## Exercise details
Show all lines holding the string "this".

## The input
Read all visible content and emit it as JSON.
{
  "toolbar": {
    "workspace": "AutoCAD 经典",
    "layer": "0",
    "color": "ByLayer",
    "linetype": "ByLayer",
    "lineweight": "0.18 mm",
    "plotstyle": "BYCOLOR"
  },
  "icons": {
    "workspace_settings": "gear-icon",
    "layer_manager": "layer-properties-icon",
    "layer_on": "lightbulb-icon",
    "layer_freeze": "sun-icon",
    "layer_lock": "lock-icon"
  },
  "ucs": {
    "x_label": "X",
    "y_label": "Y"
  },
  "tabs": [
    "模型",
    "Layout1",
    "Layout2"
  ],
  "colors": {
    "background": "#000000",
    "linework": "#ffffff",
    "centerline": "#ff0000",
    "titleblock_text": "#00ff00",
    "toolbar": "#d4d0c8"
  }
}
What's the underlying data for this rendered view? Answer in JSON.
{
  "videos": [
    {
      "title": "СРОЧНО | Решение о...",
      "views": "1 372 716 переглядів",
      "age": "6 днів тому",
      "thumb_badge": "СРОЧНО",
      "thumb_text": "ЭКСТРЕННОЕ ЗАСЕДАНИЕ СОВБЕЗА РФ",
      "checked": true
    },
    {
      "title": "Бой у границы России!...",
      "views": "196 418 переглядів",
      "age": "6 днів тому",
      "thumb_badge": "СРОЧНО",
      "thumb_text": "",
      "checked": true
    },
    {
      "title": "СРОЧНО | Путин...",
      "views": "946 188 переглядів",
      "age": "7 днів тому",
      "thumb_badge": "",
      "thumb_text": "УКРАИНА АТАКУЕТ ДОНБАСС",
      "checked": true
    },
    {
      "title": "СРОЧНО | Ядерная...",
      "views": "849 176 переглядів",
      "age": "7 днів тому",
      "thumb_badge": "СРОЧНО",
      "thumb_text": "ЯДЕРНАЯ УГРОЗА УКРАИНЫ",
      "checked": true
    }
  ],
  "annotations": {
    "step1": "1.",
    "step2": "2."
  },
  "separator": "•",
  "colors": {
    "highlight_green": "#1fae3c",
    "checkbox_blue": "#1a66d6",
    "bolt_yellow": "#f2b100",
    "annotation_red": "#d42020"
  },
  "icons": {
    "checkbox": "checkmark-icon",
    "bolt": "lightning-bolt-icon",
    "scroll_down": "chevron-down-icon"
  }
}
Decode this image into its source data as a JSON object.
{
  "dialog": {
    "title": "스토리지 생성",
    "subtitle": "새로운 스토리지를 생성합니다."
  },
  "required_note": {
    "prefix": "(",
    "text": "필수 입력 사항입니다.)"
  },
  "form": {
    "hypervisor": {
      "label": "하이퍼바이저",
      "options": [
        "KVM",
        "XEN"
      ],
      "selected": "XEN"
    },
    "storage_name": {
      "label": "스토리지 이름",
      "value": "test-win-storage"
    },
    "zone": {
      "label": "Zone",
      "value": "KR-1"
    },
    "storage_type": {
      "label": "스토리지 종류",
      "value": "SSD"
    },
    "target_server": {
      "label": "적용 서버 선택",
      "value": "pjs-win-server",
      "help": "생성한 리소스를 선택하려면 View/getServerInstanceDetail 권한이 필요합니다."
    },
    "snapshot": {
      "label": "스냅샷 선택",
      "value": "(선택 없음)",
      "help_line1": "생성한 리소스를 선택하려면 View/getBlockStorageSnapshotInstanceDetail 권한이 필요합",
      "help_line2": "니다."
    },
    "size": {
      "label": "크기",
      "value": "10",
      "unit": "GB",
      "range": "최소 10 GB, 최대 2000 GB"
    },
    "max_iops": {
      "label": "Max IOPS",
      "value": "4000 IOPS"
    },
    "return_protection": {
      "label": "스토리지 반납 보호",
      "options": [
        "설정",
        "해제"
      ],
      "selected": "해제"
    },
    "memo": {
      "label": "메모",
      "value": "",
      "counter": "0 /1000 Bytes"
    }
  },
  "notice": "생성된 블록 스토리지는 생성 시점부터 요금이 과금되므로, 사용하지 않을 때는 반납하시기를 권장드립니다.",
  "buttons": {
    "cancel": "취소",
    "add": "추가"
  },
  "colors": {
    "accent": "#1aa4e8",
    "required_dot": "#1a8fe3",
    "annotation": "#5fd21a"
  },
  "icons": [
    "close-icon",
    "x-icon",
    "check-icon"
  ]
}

## Expected output
What's the underlying data for this rendered view? Answer in JSON.
Decode this image into its source data as a JSON object.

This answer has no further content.